• Task instructions
In the material below, find every line with "Reported" and pull it out.

(Figure dataset records)
>> START

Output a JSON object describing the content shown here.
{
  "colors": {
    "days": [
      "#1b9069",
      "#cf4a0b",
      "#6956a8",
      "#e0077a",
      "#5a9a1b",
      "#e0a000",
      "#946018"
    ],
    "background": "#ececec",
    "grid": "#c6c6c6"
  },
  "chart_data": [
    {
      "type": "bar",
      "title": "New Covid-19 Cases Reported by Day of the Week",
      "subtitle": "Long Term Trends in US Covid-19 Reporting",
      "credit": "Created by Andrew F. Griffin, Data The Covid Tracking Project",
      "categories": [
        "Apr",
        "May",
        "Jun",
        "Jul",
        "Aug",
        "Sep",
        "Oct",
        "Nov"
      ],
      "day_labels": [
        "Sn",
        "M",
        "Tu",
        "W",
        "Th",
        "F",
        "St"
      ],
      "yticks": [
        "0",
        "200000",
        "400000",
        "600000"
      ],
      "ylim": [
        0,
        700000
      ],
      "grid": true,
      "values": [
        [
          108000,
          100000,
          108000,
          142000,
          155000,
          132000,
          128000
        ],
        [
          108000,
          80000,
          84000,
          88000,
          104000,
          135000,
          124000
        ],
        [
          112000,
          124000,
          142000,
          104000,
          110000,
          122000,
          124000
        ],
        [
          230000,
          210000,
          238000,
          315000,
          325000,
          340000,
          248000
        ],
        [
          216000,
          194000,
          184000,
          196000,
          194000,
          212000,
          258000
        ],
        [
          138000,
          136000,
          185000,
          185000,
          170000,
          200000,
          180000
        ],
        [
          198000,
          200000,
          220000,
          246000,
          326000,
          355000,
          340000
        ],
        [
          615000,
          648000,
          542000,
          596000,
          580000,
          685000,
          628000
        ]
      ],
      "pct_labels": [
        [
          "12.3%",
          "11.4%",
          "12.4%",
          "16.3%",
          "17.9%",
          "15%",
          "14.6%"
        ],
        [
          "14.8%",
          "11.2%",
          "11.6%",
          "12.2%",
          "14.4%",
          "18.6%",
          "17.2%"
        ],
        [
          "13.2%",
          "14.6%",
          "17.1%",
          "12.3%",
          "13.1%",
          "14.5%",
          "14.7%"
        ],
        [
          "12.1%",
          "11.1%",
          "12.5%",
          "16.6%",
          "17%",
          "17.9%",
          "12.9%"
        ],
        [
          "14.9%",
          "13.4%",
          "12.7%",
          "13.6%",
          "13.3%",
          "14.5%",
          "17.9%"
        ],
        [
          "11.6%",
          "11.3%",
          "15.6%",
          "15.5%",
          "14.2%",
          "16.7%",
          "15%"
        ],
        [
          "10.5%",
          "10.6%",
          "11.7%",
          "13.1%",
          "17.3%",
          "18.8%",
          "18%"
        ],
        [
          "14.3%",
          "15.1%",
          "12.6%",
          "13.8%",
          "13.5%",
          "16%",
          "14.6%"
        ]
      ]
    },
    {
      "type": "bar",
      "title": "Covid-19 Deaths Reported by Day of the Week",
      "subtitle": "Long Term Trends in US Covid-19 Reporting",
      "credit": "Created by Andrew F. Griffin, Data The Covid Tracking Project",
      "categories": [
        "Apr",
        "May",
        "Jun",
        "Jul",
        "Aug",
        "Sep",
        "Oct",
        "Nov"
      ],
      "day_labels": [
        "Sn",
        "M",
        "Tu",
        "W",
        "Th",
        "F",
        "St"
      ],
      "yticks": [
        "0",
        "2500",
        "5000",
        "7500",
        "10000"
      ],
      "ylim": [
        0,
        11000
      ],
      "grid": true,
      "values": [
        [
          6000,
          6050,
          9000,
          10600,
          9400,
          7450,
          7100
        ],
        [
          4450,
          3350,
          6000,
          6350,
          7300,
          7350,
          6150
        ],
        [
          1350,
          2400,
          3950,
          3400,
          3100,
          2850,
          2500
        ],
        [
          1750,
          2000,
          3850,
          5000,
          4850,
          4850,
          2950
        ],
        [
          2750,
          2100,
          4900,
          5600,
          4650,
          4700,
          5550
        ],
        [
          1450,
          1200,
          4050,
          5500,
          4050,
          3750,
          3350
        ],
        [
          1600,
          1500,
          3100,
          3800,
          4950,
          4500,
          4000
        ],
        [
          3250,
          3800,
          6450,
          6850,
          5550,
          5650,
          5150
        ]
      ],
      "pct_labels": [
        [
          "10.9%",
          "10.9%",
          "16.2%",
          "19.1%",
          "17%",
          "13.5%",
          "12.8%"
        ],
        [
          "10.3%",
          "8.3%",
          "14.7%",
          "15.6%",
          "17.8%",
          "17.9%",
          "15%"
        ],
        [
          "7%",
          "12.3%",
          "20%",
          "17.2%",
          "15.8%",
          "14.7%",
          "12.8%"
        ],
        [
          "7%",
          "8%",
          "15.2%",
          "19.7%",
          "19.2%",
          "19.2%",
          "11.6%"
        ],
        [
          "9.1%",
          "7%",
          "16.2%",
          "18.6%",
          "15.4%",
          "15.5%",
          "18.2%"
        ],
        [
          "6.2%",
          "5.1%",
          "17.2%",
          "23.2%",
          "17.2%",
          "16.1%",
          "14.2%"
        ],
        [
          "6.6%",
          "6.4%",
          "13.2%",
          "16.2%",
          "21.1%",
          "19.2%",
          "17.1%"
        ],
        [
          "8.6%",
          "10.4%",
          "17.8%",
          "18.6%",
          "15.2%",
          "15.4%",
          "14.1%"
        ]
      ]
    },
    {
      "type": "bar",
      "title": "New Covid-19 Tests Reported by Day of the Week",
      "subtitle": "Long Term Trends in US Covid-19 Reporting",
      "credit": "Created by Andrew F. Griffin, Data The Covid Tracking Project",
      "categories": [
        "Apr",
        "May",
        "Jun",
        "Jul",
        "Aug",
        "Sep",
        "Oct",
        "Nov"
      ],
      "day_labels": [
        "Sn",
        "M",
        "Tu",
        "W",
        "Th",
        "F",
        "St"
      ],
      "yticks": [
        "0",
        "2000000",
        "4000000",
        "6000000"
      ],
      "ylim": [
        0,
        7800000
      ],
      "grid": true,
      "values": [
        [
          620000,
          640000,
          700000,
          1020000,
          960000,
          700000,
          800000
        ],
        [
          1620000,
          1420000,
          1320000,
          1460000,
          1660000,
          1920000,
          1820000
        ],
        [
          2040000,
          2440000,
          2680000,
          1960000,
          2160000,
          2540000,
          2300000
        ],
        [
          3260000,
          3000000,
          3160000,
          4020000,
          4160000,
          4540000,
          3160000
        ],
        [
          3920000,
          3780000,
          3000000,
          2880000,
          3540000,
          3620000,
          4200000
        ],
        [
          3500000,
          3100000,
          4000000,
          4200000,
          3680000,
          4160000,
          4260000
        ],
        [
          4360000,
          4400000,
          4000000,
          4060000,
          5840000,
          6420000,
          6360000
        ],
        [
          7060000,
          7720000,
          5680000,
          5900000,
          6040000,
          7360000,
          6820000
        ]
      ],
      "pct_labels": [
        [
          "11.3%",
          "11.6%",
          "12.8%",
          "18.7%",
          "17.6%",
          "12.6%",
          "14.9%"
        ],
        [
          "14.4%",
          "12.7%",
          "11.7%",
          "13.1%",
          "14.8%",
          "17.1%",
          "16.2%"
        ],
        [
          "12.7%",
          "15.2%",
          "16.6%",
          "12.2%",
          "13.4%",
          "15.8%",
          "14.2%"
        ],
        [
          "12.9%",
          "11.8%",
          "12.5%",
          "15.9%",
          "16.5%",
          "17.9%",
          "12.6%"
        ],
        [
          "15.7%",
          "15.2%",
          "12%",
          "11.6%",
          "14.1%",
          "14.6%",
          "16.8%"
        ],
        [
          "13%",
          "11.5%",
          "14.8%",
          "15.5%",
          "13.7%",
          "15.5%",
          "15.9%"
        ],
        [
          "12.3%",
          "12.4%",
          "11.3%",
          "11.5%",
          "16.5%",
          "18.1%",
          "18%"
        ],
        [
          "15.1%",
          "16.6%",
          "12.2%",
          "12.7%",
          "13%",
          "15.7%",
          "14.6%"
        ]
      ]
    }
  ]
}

>> END

• Solution
      "title": "New Covid-19 Cases Reported by Day of the Week",
      "title": "Covid-19 Deaths Reported by Day of the Week",
      "title": "New Covid-19 Tests Reported by Day of the Week",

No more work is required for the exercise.